§ GOAL OF THE EXERCISE
Give only the number of lines that include the string "color".

§ DATA ROWS
--- Start ---

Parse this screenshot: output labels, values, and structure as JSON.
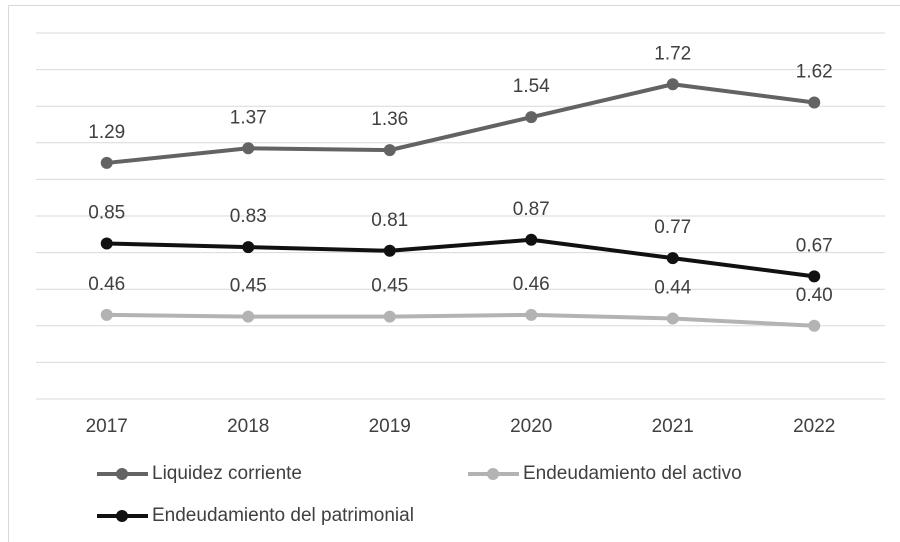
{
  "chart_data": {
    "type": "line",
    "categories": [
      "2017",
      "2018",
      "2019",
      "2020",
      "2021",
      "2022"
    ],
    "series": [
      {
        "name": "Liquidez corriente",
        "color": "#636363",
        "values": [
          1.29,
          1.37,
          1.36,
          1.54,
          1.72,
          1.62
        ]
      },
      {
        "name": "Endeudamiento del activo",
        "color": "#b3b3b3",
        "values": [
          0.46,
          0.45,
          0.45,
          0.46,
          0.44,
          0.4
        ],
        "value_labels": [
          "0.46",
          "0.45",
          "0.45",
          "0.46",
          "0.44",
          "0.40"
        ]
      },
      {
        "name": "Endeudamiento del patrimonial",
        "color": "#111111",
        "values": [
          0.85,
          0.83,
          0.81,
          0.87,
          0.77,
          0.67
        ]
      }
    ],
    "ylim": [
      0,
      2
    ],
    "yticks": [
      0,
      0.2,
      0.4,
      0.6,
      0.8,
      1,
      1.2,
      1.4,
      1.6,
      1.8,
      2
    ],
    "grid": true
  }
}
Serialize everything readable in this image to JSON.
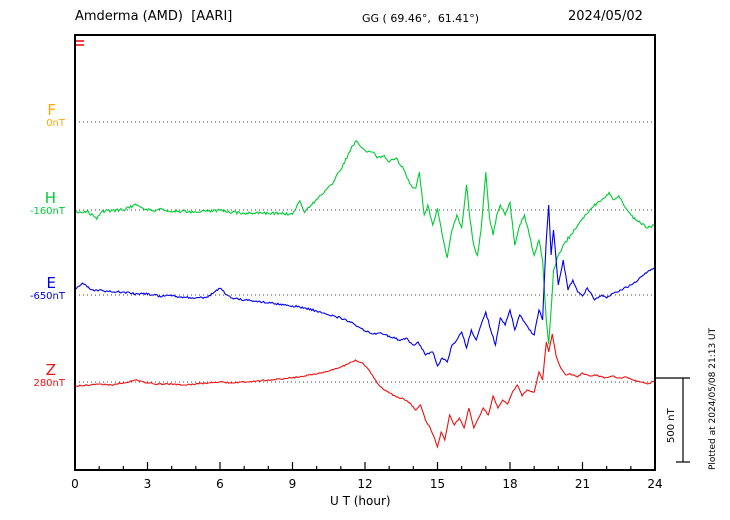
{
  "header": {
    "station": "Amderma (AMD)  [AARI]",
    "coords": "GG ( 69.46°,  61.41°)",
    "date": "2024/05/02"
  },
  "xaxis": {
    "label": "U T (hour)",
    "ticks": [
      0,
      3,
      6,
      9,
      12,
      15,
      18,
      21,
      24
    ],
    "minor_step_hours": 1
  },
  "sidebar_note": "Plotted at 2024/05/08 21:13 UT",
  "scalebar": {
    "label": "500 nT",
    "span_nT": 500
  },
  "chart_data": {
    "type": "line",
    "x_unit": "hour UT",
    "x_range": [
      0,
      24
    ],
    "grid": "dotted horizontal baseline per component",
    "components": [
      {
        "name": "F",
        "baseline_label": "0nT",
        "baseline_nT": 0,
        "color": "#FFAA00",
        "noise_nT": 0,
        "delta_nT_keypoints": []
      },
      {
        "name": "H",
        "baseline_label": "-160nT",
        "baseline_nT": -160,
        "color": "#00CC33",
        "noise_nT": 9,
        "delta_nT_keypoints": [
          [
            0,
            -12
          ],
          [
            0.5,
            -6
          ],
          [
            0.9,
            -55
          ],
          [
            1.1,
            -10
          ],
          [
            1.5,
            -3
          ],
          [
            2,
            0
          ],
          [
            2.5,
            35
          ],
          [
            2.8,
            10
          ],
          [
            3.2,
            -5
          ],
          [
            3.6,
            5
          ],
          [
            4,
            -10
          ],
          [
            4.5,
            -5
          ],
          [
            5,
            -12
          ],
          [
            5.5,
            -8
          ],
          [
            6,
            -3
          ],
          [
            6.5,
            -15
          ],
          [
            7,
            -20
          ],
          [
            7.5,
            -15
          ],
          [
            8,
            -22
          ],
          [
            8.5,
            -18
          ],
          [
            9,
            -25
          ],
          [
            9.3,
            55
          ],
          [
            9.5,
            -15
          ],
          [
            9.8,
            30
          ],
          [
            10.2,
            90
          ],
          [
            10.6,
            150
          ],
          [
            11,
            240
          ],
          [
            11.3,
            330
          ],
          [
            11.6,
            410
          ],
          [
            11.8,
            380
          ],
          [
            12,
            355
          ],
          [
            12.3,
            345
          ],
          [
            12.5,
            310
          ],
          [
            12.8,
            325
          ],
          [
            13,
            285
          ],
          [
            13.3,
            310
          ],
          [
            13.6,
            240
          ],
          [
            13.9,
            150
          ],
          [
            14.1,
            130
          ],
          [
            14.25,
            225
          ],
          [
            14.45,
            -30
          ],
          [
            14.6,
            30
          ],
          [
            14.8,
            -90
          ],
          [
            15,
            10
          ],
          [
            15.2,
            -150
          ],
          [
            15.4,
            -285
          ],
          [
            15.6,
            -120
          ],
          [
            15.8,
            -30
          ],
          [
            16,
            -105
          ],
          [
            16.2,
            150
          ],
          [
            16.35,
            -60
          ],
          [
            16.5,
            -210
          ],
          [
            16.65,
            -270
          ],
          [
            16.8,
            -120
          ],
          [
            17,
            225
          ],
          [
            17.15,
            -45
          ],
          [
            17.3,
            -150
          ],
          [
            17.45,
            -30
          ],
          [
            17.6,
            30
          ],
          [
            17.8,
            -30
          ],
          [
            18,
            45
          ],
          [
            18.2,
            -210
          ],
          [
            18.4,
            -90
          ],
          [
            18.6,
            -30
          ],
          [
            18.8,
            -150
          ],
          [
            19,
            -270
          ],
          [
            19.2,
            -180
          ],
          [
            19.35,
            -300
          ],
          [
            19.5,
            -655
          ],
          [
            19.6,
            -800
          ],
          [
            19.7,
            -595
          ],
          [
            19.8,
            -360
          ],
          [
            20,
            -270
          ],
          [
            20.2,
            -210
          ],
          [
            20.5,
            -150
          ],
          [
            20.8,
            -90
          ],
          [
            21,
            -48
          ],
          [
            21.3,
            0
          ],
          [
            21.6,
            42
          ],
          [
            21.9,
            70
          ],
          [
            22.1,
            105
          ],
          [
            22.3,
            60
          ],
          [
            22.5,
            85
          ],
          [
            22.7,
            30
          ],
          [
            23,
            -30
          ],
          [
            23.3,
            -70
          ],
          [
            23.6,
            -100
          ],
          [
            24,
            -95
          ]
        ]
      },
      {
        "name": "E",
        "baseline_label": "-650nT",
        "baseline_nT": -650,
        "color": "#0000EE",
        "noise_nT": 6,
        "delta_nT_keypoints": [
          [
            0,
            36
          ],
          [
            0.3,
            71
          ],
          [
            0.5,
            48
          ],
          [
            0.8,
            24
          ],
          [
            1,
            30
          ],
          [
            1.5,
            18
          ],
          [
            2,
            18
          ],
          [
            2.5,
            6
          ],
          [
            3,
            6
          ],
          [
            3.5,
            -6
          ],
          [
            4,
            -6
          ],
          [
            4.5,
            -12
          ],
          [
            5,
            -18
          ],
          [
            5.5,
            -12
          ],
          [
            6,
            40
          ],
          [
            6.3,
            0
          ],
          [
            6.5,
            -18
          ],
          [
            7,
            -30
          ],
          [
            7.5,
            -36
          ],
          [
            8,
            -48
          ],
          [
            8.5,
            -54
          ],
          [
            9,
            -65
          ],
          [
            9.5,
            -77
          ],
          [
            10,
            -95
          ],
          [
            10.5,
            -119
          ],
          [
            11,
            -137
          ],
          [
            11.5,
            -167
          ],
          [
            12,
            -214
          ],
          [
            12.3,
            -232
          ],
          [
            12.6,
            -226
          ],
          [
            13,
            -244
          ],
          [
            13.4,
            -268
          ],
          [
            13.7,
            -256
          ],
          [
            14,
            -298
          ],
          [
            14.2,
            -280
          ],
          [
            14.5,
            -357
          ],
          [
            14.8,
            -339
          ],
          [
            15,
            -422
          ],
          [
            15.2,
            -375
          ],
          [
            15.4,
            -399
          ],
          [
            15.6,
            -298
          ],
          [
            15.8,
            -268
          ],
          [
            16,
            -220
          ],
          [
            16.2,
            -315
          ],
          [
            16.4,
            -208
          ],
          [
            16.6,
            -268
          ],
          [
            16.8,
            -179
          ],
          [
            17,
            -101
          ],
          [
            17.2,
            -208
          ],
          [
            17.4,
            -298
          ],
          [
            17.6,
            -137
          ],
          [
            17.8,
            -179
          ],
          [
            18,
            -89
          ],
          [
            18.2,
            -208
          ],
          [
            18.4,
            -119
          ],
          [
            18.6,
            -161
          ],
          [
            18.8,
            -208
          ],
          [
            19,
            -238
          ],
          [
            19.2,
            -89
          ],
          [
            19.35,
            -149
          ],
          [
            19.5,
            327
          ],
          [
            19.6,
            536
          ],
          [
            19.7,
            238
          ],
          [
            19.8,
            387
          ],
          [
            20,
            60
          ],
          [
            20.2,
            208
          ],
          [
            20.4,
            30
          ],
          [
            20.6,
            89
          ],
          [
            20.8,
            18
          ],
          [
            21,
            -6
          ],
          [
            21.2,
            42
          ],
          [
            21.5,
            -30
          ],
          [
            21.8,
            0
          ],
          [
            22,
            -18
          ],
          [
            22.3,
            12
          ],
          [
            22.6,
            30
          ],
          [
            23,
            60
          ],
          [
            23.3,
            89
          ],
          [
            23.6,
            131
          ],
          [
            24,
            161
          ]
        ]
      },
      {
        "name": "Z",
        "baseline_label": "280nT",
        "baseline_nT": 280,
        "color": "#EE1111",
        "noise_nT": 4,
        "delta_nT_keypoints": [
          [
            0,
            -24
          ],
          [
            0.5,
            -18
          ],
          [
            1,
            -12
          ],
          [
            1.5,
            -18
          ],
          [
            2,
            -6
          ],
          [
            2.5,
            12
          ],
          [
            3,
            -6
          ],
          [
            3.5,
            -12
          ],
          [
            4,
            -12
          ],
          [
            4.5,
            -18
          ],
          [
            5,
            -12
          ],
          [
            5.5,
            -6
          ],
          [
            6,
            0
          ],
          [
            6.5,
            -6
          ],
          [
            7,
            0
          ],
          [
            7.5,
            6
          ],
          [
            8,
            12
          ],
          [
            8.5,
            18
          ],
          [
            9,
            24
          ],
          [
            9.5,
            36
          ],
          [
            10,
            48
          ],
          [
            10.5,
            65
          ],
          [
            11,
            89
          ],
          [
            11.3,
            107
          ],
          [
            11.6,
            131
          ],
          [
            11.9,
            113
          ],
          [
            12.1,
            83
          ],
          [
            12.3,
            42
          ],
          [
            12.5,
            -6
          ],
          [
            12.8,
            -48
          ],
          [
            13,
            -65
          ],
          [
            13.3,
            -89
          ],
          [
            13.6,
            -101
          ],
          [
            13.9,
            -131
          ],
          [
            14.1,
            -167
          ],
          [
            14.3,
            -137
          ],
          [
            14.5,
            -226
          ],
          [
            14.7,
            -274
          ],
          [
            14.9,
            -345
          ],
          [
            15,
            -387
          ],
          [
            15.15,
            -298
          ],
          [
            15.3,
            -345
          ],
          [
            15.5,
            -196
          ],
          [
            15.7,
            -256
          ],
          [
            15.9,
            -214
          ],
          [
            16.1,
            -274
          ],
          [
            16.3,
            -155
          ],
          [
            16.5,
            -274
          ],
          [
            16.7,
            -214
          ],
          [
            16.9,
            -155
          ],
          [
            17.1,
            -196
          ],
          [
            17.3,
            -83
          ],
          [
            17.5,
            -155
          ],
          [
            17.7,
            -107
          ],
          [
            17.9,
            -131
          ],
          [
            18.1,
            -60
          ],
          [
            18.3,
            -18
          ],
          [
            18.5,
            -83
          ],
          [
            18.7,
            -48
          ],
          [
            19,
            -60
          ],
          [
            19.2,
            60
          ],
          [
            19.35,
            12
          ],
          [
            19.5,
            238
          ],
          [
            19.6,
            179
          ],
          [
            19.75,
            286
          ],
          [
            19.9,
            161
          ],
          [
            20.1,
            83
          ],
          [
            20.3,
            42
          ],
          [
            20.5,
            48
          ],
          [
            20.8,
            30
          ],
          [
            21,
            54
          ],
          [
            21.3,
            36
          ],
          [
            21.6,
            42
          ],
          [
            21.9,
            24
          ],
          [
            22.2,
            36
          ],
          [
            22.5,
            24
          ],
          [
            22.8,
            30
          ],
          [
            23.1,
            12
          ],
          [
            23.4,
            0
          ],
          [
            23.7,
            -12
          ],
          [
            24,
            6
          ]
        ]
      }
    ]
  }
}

--- End ---

§ THE REPLY
7